--- Required work ---
Repeat all entries exactly.

-- start of Source material --

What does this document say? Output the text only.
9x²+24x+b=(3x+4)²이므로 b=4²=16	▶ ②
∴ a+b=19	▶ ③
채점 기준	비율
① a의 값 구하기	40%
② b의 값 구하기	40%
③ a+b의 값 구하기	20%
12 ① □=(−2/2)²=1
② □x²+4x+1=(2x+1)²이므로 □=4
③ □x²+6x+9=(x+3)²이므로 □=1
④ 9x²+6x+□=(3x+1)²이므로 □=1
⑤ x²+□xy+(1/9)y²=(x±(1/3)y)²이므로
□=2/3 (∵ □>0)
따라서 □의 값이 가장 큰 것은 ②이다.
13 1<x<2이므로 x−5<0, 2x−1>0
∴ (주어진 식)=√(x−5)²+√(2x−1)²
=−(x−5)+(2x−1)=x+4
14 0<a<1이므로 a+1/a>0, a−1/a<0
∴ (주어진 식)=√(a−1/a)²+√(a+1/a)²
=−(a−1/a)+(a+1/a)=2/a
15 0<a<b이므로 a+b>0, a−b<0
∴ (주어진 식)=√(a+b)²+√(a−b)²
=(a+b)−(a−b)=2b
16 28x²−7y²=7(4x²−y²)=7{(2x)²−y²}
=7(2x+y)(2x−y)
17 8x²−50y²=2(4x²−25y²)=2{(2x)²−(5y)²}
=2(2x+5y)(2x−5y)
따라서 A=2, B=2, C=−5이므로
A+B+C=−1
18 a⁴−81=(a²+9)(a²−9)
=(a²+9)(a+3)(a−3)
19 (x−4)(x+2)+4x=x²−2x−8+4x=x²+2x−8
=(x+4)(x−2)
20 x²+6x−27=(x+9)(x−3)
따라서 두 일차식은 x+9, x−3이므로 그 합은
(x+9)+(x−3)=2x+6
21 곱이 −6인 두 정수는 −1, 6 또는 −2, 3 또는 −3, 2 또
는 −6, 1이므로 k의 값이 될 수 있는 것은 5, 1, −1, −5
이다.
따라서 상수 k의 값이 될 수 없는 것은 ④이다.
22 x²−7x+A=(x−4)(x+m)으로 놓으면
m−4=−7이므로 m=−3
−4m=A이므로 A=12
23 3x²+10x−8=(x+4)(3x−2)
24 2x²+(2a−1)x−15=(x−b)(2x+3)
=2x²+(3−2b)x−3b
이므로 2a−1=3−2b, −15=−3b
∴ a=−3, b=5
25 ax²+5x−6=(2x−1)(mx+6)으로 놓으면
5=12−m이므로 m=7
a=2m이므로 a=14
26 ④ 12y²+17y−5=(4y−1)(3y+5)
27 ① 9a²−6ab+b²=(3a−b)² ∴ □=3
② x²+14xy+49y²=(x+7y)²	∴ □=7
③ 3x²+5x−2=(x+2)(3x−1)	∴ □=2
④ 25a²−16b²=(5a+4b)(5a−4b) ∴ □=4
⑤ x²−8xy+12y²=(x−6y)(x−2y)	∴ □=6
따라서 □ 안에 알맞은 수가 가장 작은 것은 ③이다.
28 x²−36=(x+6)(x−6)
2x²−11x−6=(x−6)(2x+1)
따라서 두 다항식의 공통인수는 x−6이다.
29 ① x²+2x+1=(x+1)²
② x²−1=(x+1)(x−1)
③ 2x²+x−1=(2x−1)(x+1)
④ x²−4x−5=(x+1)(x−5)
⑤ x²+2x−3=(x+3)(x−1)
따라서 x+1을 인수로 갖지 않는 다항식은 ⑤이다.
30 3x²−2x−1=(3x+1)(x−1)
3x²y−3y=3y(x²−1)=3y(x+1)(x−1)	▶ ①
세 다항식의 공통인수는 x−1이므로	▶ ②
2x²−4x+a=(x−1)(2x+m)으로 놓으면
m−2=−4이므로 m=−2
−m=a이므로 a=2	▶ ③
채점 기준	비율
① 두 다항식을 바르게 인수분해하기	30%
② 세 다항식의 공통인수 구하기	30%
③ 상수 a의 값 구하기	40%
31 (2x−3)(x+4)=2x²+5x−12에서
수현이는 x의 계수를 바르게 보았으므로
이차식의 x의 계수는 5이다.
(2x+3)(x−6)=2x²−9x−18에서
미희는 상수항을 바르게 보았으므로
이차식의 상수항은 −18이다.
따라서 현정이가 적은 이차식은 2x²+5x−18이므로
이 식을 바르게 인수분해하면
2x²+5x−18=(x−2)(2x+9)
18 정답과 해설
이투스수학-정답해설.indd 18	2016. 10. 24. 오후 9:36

-- end of Source material --

--- Output below ---
What does this document say? Output the text only.
9x²+24x+b=(3x+4)²이므로 b=4²=16	▶ ②
∴ a+b=19	▶ ③
채점 기준	비율
① a의 값 구하기	40%
② b의 값 구하기	40%
③ a+b의 값 구하기	20%
12 ① □=(−2/2)²=1
② □x²+4x+1=(2x+1)²이므로 □=4
③ □x²+6x+9=(x+3)²이므로 □=1
④ 9x²+6x+□=(3x+1)²이므로 □=1
⑤ x²+□xy+(1/9)y²=(x±(1/3)y)²이므로
□=2/3 (∵ □>0)
따라서 □의 값이 가장 큰 것은 ②이다.
13 1<x<2이므로 x−5<0, 2x−1>0
∴ (주어진 식)=√(x−5)²+√(2x−1)²
=−(x−5)+(2x−1)=x+4
14 0<a<1이므로 a+1/a>0, a−1/a<0
∴ (주어진 식)=√(a−1/a)²+√(a+1/a)²
=−(a−1/a)+(a+1/a)=2/a
15 0<a<b이므로 a+b>0, a−b<0
∴ (주어진 식)=√(a+b)²+√(a−b)²
=(a+b)−(a−b)=2b
16 28x²−7y²=7(4x²−y²)=7{(2x)²−y²}
=7(2x+y)(2x−y)
17 8x²−50y²=2(4x²−25y²)=2{(2x)²−(5y)²}
=2(2x+5y)(2x−5y)
따라서 A=2, B=2, C=−5이므로
A+B+C=−1
18 a⁴−81=(a²+9)(a²−9)
=(a²+9)(a+3)(a−3)
19 (x−4)(x+2)+4x=x²−2x−8+4x=x²+2x−8
=(x+4)(x−2)
20 x²+6x−27=(x+9)(x−3)
따라서 두 일차식은 x+9, x−3이므로 그 합은
(x+9)+(x−3)=2x+6
21 곱이 −6인 두 정수는 −1, 6 또는 −2, 3 또는 −3, 2 또
는 −6, 1이므로 k의 값이 될 수 있는 것은 5, 1, −1, −5
이다.
따라서 상수 k의 값이 될 수 없는 것은 ④이다.
22 x²−7x+A=(x−4)(x+m)으로 놓으면
m−4=−7이므로 m=−3
−4m=A이므로 A=12
23 3x²+10x−8=(x+4)(3x−2)
24 2x²+(2a−1)x−15=(x−b)(2x+3)
=2x²+(3−2b)x−3b
이므로 2a−1=3−2b, −15=−3b
∴ a=−3, b=5
25 ax²+5x−6=(2x−1)(mx+6)으로 놓으면
5=12−m이므로 m=7
a=2m이므로 a=14
26 ④ 12y²+17y−5=(4y−1)(3y+5)
27 ① 9a²−6ab+b²=(3a−b)² ∴ □=3
② x²+14xy+49y²=(x+7y)²	∴ □=7
③ 3x²+5x−2=(x+2)(3x−1)	∴ □=2
④ 25a²−16b²=(5a+4b)(5a−4b) ∴ □=4
⑤ x²−8xy+12y²=(x−6y)(x−2y)	∴ □=6
따라서 □ 안에 알맞은 수가 가장 작은 것은 ③이다.
28 x²−36=(x+6)(x−6)
2x²−11x−6=(x−6)(2x+1)
따라서 두 다항식의 공통인수는 x−6이다.
29 ① x²+2x+1=(x+1)²
② x²−1=(x+1)(x−1)
③ 2x²+x−1=(2x−1)(x+1)
④ x²−4x−5=(x+1)(x−5)
⑤ x²+2x−3=(x+3)(x−1)
따라서 x+1을 인수로 갖지 않는 다항식은 ⑤이다.
30 3x²−2x−1=(3x+1)(x−1)
3x²y−3y=3y(x²−1)=3y(x+1)(x−1)	▶ ①
세 다항식의 공통인수는 x−1이므로	▶ ②
2x²−4x+a=(x−1)(2x+m)으로 놓으면
m−2=−4이므로 m=−2
−m=a이므로 a=2	▶ ③
채점 기준	비율
① 두 다항식을 바르게 인수분해하기	30%
② 세 다항식의 공통인수 구하기	30%
③ 상수 a의 값 구하기	40%
31 (2x−3)(x+4)=2x²+5x−12에서
수현이는 x의 계수를 바르게 보았으므로
이차식의 x의 계수는 5이다.
(2x+3)(x−6)=2x²−9x−18에서
미희는 상수항을 바르게 보았으므로
이차식의 상수항은 −18이다.
따라서 현정이가 적은 이차식은 2x²+5x−18이므로
이 식을 바르게 인수분해하면
2x²+5x−18=(x−2)(2x+9)
18 정답과 해설
이투스수학-정답해설.indd 18	2016. 10. 24. 오후 9:36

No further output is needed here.